Work to complete: Quote the whole listing exactly. Leave the pictures out of your copy.

Materials provided:
::::::::

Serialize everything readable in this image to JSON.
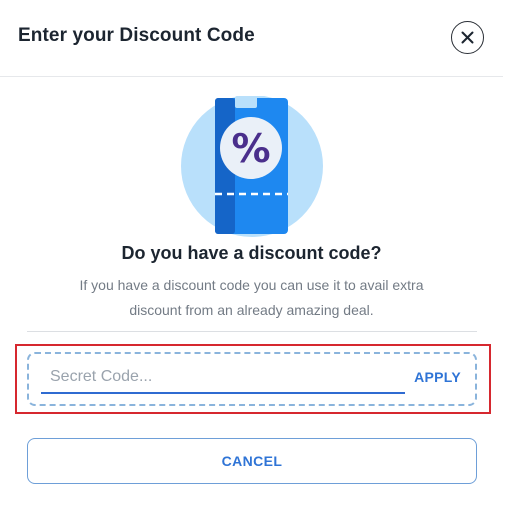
{
  "header": {
    "title": "Enter your Discount Code",
    "close_icon": "close-icon"
  },
  "illustration": {
    "icon": "discount-ticket-icon",
    "symbol": "%",
    "colors": {
      "circle": "#b9e0fb",
      "ticket": "#1e88f0",
      "ticket_dark": "#1565c8",
      "symbol": "#4a2f8c"
    }
  },
  "prompt": {
    "heading": "Do you have a discount code?",
    "description": "If you have a discount code you can use it to avail extra discount from an already amazing deal."
  },
  "code_field": {
    "placeholder": "Secret Code...",
    "value": "",
    "apply_label": "APPLY"
  },
  "actions": {
    "cancel_label": "CANCEL"
  },
  "colors": {
    "accent": "#2f74d6",
    "highlight_border": "#d6282f"
  }
}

::::::::

Exercise solution:
Serialize everything readable in this image to JSON.
{
  "header": {
    "title": "Enter your Discount Code",
    "close_icon": "close-icon"
  },
  "illustration": {
    "icon": "discount-ticket-icon",
    "symbol": "%",
    "colors": {
      "circle": "#b9e0fb",
      "ticket": "#1e88f0",
      "ticket_dark": "#1565c8",
      "symbol": "#4a2f8c"
    }
  },
  "prompt": {
    "heading": "Do you have a discount code?",
    "description": "If you have a discount code you can use it to avail extra discount from an already amazing deal."
  },
  "code_field": {
    "placeholder": "Secret Code...",
    "value": "",
    "apply_label": "APPLY"
  },
  "actions": {
    "cancel_label": "CANCEL"
  },
  "colors": {
    "accent": "#2f74d6",
    "highlight_border": "#d6282f"
  }
}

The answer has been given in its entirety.